▸ **Problem statement**
Print all the records exactly, please.

--

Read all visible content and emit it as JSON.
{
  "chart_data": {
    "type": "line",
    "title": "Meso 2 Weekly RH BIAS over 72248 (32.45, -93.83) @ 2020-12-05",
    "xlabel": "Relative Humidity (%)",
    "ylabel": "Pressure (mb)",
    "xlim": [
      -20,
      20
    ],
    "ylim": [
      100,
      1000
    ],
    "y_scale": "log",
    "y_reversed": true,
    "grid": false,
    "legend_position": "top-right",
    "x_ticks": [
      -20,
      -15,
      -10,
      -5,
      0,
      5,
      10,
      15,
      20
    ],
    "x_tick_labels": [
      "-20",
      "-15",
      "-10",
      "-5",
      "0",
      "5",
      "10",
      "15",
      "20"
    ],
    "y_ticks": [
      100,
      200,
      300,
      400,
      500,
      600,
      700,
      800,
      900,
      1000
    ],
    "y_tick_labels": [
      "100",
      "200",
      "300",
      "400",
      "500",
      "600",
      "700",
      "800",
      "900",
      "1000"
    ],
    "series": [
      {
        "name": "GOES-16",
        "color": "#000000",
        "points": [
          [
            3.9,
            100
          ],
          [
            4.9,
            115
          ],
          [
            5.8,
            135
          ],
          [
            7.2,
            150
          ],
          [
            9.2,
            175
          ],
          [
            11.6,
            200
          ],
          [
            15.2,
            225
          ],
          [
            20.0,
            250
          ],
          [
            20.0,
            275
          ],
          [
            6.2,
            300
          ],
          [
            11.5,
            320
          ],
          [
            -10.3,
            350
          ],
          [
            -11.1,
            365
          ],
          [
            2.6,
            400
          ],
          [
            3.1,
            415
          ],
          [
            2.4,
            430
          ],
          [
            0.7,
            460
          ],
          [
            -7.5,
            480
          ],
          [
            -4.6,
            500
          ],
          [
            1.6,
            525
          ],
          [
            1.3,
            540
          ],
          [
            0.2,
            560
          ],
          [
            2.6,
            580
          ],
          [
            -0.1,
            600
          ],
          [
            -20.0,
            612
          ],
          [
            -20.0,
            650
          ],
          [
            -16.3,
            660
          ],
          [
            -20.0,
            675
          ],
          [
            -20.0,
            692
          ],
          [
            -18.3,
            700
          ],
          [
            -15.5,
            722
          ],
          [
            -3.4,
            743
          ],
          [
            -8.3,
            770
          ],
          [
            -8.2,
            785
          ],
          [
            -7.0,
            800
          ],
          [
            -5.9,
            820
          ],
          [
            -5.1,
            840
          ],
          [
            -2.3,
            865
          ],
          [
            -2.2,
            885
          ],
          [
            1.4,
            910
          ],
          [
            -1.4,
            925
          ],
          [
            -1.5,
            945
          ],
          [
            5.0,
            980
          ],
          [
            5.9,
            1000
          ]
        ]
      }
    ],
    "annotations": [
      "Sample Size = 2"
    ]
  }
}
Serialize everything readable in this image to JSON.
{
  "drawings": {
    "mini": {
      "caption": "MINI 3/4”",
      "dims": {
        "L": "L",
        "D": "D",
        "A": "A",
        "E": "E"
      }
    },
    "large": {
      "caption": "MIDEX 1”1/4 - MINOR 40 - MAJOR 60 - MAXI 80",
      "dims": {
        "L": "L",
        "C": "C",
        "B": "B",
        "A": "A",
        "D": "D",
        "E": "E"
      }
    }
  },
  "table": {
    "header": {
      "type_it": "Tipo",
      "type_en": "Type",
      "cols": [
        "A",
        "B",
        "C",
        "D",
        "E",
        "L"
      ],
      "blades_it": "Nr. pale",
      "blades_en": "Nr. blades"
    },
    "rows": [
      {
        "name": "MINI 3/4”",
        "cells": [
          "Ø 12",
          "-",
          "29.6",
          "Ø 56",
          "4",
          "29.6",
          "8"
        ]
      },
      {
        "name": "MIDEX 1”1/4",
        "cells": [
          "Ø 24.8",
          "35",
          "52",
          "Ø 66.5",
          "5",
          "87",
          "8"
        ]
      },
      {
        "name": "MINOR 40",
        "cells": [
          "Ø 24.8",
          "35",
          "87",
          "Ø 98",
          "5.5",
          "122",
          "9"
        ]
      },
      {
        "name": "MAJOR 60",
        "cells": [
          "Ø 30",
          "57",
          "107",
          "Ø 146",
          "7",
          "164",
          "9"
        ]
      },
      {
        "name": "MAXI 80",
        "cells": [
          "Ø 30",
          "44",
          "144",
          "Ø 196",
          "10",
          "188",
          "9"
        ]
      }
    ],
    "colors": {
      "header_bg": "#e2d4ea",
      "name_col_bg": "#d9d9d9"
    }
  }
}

--

▸ **Task result**
Read all visible content and emit it as JSON.
{
  "chart_data": {
    "type": "line",
    "title": "Meso 2 Weekly RH BIAS over 72248 (32.45, -93.83) @ 2020-12-05",
    "xlabel": "Relative Humidity (%)",
    "ylabel": "Pressure (mb)",
    "xlim": [
      -20,
      20
    ],
    "ylim": [
      100,
      1000
    ],
    "y_scale": "log",
    "y_reversed": true,
    "grid": false,
    "legend_position": "top-right",
    "x_ticks": [
      -20,
      -15,
      -10,
      -5,
      0,
      5,
      10,
      15,
      20
    ],
    "x_tick_labels": [
      "-20",
      "-15",
      "-10",
      "-5",
      "0",
      "5",
      "10",
      "15",
      "20"
    ],
    "y_ticks": [
      100,
      200,
      300,
      400,
      500,
      600,
      700,
      800,
      900,
      1000
    ],
    "y_tick_labels": [
      "100",
      "200",
      "300",
      "400",
      "500",
      "600",
      "700",
      "800",
      "900",
      "1000"
    ],
    "series": [
      {
        "name": "GOES-16",
        "color": "#000000",
        "points": [
          [
            3.9,
            100
          ],
          [
            4.9,
            115
          ],
          [
            5.8,
            135
          ],
          [
            7.2,
            150
          ],
          [
            9.2,
            175
          ],
          [
            11.6,
            200
          ],
          [
            15.2,
            225
          ],
          [
            20.0,
            250
          ],
          [
            20.0,
            275
          ],
          [
            6.2,
            300
          ],
          [
            11.5,
            320
          ],
          [
            -10.3,
            350
          ],
          [
            -11.1,
            365
          ],
          [
            2.6,
            400
          ],
          [
            3.1,
            415
          ],
          [
            2.4,
            430
          ],
          [
            0.7,
            460
          ],
          [
            -7.5,
            480
          ],
          [
            -4.6,
            500
          ],
          [
            1.6,
            525
          ],
          [
            1.3,
            540
          ],
          [
            0.2,
            560
          ],
          [
            2.6,
            580
          ],
          [
            -0.1,
            600
          ],
          [
            -20.0,
            612
          ],
          [
            -20.0,
            650
          ],
          [
            -16.3,
            660
          ],
          [
            -20.0,
            675
          ],
          [
            -20.0,
            692
          ],
          [
            -18.3,
            700
          ],
          [
            -15.5,
            722
          ],
          [
            -3.4,
            743
          ],
          [
            -8.3,
            770
          ],
          [
            -8.2,
            785
          ],
          [
            -7.0,
            800
          ],
          [
            -5.9,
            820
          ],
          [
            -5.1,
            840
          ],
          [
            -2.3,
            865
          ],
          [
            -2.2,
            885
          ],
          [
            1.4,
            910
          ],
          [
            -1.4,
            925
          ],
          [
            -1.5,
            945
          ],
          [
            5.0,
            980
          ],
          [
            5.9,
            1000
          ]
        ]
      }
    ],
    "annotations": [
      "Sample Size = 2"
    ]
  }
}
Serialize everything readable in this image to JSON.
{
  "drawings": {
    "mini": {
      "caption": "MINI 3/4”",
      "dims": {
        "L": "L",
        "D": "D",
        "A": "A",
        "E": "E"
      }
    },
    "large": {
      "caption": "MIDEX 1”1/4 - MINOR 40 - MAJOR 60 - MAXI 80",
      "dims": {
        "L": "L",
        "C": "C",
        "B": "B",
        "A": "A",
        "D": "D",
        "E": "E"
      }
    }
  },
  "table": {
    "header": {
      "type_it": "Tipo",
      "type_en": "Type",
      "cols": [
        "A",
        "B",
        "C",
        "D",
        "E",
        "L"
      ],
      "blades_it": "Nr. pale",
      "blades_en": "Nr. blades"
    },
    "rows": [
      {
        "name": "MINI 3/4”",
        "cells": [
          "Ø 12",
          "-",
          "29.6",
          "Ø 56",
          "4",
          "29.6",
          "8"
        ]
      },
      {
        "name": "MIDEX 1”1/4",
        "cells": [
          "Ø 24.8",
          "35",
          "52",
          "Ø 66.5",
          "5",
          "87",
          "8"
        ]
      },
      {
        "name": "MINOR 40",
        "cells": [
          "Ø 24.8",
          "35",
          "87",
          "Ø 98",
          "5.5",
          "122",
          "9"
        ]
      },
      {
        "name": "MAJOR 60",
        "cells": [
          "Ø 30",
          "57",
          "107",
          "Ø 146",
          "7",
          "164",
          "9"
        ]
      },
      {
        "name": "MAXI 80",
        "cells": [
          "Ø 30",
          "44",
          "144",
          "Ø 196",
          "10",
          "188",
          "9"
        ]
      }
    ],
    "colors": {
      "header_bg": "#e2d4ea",
      "name_col_bg": "#d9d9d9"
    }
  }
}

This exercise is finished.